Reply with the count of lines holding "dirigente", nothing more.
━━━━━━━━━━
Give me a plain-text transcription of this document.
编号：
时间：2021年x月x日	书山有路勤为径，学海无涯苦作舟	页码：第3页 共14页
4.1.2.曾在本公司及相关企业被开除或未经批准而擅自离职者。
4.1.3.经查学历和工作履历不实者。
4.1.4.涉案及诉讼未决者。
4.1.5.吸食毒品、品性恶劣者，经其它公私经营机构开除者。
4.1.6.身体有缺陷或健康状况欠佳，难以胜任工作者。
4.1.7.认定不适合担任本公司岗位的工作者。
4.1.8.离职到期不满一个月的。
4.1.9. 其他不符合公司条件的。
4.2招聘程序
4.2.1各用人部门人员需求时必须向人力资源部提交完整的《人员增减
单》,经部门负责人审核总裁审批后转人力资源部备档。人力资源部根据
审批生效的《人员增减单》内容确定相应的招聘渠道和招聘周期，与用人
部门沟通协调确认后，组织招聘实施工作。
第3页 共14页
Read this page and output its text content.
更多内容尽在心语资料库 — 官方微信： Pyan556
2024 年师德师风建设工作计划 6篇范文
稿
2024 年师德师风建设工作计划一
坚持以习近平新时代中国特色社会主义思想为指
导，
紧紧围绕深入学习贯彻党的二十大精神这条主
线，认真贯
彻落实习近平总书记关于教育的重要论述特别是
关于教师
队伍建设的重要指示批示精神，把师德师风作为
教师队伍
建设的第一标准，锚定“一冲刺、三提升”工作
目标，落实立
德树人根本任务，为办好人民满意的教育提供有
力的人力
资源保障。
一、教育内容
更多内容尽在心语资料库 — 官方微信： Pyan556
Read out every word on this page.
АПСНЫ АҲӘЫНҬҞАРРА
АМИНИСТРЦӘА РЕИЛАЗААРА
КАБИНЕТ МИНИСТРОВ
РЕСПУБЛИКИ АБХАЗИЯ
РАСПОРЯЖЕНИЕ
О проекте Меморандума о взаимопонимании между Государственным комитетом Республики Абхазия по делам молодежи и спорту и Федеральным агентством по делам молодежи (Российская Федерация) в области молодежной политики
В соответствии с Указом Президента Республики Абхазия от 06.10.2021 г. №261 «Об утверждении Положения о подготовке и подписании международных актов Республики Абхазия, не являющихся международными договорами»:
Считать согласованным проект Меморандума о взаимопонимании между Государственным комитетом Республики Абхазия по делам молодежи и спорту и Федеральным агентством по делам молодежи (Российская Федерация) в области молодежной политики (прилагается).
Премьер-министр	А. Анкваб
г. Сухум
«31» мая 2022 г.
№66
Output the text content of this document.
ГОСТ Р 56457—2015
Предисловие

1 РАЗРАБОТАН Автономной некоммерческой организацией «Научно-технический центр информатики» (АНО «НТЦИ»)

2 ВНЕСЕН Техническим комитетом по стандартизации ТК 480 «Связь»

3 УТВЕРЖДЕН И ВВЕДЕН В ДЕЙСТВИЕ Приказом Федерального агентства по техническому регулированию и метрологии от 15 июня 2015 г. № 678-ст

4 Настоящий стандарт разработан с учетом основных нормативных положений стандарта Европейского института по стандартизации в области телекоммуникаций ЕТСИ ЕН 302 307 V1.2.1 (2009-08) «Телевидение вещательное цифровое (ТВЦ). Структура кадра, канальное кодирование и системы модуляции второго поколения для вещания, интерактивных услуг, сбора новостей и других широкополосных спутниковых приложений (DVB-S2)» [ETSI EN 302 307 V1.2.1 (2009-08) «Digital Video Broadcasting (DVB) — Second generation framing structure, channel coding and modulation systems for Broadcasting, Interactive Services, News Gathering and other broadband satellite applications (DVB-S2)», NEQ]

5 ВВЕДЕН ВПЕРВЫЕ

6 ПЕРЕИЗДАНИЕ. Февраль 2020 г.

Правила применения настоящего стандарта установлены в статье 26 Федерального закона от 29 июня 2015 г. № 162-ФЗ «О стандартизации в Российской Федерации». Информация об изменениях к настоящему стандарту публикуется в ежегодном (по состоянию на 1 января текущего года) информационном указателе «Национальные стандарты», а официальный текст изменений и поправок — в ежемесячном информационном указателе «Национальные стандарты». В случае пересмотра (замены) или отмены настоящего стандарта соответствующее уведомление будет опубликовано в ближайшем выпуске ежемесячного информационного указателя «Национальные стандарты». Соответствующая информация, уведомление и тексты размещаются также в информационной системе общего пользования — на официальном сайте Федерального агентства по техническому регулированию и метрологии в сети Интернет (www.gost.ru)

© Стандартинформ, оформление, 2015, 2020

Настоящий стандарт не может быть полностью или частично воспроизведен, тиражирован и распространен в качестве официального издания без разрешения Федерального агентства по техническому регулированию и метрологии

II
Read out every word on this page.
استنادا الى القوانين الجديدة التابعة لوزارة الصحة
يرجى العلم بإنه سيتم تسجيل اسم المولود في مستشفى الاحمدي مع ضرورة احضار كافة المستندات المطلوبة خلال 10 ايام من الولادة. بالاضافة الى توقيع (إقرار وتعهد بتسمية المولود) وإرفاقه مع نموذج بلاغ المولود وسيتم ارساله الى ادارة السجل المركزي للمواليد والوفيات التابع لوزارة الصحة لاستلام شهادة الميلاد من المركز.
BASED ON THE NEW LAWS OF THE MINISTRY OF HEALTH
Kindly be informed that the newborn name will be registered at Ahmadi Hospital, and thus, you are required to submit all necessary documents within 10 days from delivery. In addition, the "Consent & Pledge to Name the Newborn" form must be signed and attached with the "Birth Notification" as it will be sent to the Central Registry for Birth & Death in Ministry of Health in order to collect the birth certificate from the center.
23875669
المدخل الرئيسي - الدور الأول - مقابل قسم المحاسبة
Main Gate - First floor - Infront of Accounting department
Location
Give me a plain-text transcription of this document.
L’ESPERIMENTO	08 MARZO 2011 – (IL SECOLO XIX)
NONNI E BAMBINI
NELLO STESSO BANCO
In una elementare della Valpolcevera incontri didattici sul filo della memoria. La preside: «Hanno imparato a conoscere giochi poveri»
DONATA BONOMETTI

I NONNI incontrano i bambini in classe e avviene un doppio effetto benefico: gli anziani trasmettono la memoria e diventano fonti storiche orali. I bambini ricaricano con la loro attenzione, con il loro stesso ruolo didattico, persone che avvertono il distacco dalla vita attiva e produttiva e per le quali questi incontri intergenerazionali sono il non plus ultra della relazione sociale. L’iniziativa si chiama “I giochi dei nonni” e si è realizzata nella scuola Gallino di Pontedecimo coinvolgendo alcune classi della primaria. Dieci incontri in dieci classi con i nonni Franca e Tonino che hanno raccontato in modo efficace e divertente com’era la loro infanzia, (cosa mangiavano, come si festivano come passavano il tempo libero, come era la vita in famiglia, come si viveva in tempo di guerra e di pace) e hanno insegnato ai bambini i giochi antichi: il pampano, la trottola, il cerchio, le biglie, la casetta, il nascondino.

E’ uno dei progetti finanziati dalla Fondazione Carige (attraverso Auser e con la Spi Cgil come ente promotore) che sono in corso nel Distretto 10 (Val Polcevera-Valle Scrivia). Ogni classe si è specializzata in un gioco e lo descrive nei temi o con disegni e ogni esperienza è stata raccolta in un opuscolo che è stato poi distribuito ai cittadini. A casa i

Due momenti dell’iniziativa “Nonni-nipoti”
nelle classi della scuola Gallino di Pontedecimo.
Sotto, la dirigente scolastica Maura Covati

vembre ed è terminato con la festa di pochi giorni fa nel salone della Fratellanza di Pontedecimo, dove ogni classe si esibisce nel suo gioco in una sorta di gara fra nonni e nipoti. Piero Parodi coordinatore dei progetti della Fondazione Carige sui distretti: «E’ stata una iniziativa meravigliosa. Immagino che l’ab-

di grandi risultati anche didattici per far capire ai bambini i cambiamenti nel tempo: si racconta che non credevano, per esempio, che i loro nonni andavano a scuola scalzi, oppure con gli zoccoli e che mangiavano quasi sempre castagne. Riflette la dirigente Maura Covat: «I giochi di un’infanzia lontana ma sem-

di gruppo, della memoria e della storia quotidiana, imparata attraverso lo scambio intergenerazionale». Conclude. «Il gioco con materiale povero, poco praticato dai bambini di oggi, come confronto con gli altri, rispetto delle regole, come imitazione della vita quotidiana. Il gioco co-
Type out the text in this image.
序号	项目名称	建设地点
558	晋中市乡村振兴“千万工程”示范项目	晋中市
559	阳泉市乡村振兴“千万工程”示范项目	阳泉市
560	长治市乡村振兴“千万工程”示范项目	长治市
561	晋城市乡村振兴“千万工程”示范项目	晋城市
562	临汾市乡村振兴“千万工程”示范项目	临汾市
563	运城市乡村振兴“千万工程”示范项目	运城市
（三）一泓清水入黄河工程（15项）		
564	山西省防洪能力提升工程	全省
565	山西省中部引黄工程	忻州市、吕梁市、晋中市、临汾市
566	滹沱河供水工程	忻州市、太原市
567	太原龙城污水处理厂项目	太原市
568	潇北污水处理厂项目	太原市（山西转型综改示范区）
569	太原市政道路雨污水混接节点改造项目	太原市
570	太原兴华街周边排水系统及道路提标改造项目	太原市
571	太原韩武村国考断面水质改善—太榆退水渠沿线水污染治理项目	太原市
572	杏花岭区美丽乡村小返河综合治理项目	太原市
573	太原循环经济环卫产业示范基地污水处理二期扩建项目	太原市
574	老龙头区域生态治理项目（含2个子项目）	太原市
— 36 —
━━━━━━━━━━
## Finished exercise
2